#### Given data:
· · · · ·
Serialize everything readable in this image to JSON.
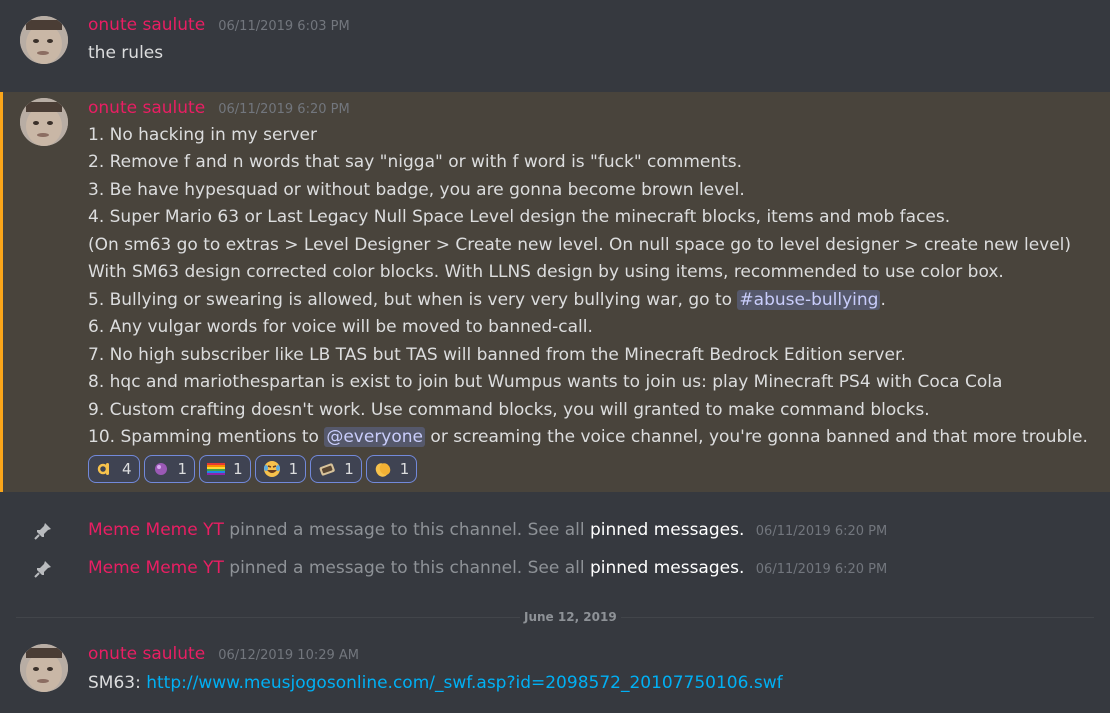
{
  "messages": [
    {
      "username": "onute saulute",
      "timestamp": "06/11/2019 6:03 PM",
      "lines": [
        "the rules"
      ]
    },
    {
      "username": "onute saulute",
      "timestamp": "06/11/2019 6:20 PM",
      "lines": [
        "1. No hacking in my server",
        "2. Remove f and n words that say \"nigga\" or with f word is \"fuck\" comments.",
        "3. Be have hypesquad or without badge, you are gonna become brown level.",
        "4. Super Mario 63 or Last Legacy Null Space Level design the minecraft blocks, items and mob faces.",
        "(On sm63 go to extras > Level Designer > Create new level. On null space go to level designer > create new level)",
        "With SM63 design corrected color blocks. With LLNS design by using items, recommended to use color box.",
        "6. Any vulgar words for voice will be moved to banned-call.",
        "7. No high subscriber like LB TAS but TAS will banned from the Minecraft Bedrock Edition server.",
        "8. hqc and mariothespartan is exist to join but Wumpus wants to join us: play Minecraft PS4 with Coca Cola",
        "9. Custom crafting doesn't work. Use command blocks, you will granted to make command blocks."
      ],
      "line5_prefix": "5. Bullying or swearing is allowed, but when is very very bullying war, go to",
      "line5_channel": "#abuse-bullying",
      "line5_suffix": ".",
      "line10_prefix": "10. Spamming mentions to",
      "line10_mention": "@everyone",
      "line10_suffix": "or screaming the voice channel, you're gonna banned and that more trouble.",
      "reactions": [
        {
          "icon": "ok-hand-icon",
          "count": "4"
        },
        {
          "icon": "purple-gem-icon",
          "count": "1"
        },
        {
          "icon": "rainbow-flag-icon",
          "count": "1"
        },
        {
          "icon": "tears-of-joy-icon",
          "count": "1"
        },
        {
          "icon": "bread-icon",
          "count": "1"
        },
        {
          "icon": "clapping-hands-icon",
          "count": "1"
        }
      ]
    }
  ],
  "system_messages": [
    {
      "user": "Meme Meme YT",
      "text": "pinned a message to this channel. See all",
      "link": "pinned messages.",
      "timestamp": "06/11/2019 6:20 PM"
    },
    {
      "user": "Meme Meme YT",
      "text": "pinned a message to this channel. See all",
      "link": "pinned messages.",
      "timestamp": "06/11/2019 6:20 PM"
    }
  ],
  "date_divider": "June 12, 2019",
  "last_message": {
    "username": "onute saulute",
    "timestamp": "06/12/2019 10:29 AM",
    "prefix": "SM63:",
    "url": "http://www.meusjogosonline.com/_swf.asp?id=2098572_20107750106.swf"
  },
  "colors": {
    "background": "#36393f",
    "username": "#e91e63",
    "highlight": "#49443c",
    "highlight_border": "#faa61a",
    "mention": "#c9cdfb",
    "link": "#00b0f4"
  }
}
· · · · ·
#### What is asked:
Gather up the lines that contain the word "banned".

#### Result of this task:
        "6. Any vulgar words for voice will be moved to banned-call.",
        "7. No high subscriber like LB TAS but TAS will banned from the Minecraft Bedrock Edition server.",
      "line10_suffix": "or screaming the voice channel, you're gonna banned and that more trouble.",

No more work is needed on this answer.